Would that have mattered? I think so. In this hypothetical world, the decision against the government in Raich would have extended the trend of the Lopez (1995) and Morrison (2000) cases, whose central message was that there were (some) federalism limits on the national government. It would have signaled that the longstanding and pivotal precedent Wickard v. Filburn didn’t mean everything it might be thought to mean. I am not suggesting that a pro-federalism result in Raich would have bound the Court to reject the health care law. But it would have supported and encouraged those already inclined to do so. It also would have warned the health care law’s supporters that a federalism challenge was plausible, correspondingly muting their outrage and denting claims that the Court was acting politically rather than legally. The step to be taken, in overturning the individual mandate, would not have seemed so large, nor would the threat to the Court’s legitimacy have been as plausibly raised. It would not, of course, have made the health care challenge uncontroversial — but it would have made it somewhat less exceptional.
Instead, the actual result in Raich (and especially Scalia’s and Kennedy’s agreement with it) signaled that the Court was not inclined to press the federalism project opened in Lopez and Morrison; a broad view of Wickard appeared secure, and it seemed plausible to assume that (absent political motivations) the Court wouldn’t take meaningful federalism-based actions against an important national law (since it could not even bring itself to take the insignificant action Ms. Raich wanted). The decision in Raich became a weapon for the health care law’s defenders – again, not because it bound the Court into a particular result, but because it promoted a legal culture in which federalism challenges weren’t expected to be taken seriously.

-=-=-

● Job A: Return the passage on the Raich decision and federalism word for word, in full.

● Data entries:
-=-=-

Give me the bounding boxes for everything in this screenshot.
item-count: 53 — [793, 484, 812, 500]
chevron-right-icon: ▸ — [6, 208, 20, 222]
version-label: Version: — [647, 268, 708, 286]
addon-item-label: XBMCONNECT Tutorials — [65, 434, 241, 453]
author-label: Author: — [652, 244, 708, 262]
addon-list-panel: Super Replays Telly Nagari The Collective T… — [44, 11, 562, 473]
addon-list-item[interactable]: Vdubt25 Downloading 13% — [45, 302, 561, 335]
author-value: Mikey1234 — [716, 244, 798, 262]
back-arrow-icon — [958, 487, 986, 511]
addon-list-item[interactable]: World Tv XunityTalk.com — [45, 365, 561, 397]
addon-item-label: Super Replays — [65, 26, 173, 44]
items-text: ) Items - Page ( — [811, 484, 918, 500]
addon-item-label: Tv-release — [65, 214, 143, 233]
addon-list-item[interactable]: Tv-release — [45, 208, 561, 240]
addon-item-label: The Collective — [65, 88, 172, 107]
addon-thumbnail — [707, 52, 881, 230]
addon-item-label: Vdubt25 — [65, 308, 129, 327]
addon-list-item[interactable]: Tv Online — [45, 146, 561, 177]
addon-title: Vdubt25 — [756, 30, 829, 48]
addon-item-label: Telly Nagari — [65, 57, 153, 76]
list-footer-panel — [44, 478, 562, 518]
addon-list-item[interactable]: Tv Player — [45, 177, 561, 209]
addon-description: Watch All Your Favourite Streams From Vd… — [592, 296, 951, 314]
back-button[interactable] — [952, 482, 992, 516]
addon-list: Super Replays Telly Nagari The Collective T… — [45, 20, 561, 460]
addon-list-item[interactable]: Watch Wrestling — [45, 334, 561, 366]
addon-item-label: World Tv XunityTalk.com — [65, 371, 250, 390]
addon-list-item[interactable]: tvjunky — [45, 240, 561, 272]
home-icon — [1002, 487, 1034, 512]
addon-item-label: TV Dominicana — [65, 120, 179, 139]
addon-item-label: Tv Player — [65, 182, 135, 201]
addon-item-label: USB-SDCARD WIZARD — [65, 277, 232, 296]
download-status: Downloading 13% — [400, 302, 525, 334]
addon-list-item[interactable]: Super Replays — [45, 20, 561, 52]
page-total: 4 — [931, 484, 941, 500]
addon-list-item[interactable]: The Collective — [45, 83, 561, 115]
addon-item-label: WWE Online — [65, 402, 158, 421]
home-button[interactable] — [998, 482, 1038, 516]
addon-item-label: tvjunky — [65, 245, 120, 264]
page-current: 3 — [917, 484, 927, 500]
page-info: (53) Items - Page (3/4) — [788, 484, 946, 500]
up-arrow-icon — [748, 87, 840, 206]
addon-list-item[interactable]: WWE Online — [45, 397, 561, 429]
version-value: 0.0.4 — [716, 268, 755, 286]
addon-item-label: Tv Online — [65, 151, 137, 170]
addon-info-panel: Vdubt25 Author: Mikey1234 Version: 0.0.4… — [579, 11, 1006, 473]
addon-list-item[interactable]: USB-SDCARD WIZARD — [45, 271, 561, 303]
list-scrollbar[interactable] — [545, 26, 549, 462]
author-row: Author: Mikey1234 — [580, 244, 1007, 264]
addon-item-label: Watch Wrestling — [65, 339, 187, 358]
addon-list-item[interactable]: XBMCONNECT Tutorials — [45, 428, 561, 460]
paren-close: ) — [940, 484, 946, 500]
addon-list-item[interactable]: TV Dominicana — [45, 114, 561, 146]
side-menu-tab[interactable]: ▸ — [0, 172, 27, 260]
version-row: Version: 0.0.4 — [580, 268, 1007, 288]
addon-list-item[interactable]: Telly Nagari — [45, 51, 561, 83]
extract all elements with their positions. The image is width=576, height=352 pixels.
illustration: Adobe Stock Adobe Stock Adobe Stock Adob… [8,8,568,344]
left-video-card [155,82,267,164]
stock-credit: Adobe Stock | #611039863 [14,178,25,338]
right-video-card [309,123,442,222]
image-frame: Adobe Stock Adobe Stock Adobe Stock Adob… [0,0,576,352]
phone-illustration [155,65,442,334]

-=-=-

● Job B: Retype the rows from the first one through the line containing "addon-list-item[interactable]: Tv Player", inclusive, keeping each line unchanged.

● Expected answer A:
Would that have mattered? I think so. In this hypothetical world, the decision against the government in Raich would have extended the trend of the Lopez (1995) and Morrison (2000) cases, whose central message was that there were (some) federalism limits on the national government. It would have signaled that the longstanding and pivotal precedent Wickard v. Filburn didn’t mean everything it might be thought to mean. I am not suggesting that a pro-federalism result in Raich would have bound the Court to reject the health care law. But it would have supported and encouraged those already inclined to do so. It also would have warned the health care law’s supporters that a federalism challenge was plausible, correspondingly muting their outrage and denting claims that the Court was acting politically rather than legally. The step to be taken, in overturning the individual mandate, would not have seemed so large, nor would the threat to the Court’s legitimacy have been as plausibly raised. It would not, of course, have made the health care challenge uncontroversial — but it would have made it somewhat less exceptional.
Instead, the actual result in Raich (and especially Scalia’s and Kennedy’s agreement with it) signaled that the Court was not inclined to press the federalism project opened in Lopez and Morrison; a broad view of Wickard appeared secure, and it seemed plausible to assume that (absent political motivations) the Court wouldn’t take meaningful federalism-based actions against an important national law (since it could not even bring itself to take the insignificant action Ms. Raich wanted). The decision in Raich became a weapon for the health care law’s defenders – again, not because it bound the Court into a particular result, but because it promoted a legal culture in which federalism challenges weren’t expected to be taken seriously.

● Expected answer B:
Give me the bounding boxes for everything in this screenshot.
item-count: 53 — [793, 484, 812, 500]
chevron-right-icon: ▸ — [6, 208, 20, 222]
version-label: Version: — [647, 268, 708, 286]
addon-item-label: XBMCONNECT Tutorials — [65, 434, 241, 453]
author-label: Author: — [652, 244, 708, 262]
addon-list-panel: Super Replays Telly Nagari The Collective T… — [44, 11, 562, 473]
addon-list-item[interactable]: Vdubt25 Downloading 13% — [45, 302, 561, 335]
author-value: Mikey1234 — [716, 244, 798, 262]
back-arrow-icon — [958, 487, 986, 511]
addon-list-item[interactable]: World Tv XunityTalk.com — [45, 365, 561, 397]
addon-item-label: Super Replays — [65, 26, 173, 44]
items-text: ) Items - Page ( — [811, 484, 918, 500]
addon-item-label: Tv-release — [65, 214, 143, 233]
addon-list-item[interactable]: Tv-release — [45, 208, 561, 240]
addon-item-label: The Collective — [65, 88, 172, 107]
addon-thumbnail — [707, 52, 881, 230]
addon-item-label: Vdubt25 — [65, 308, 129, 327]
addon-list-item[interactable]: Tv Online — [45, 146, 561, 177]
addon-title: Vdubt25 — [756, 30, 829, 48]
addon-item-label: Telly Nagari — [65, 57, 153, 76]
list-footer-panel — [44, 478, 562, 518]
addon-list-item[interactable]: Tv Player — [45, 177, 561, 209]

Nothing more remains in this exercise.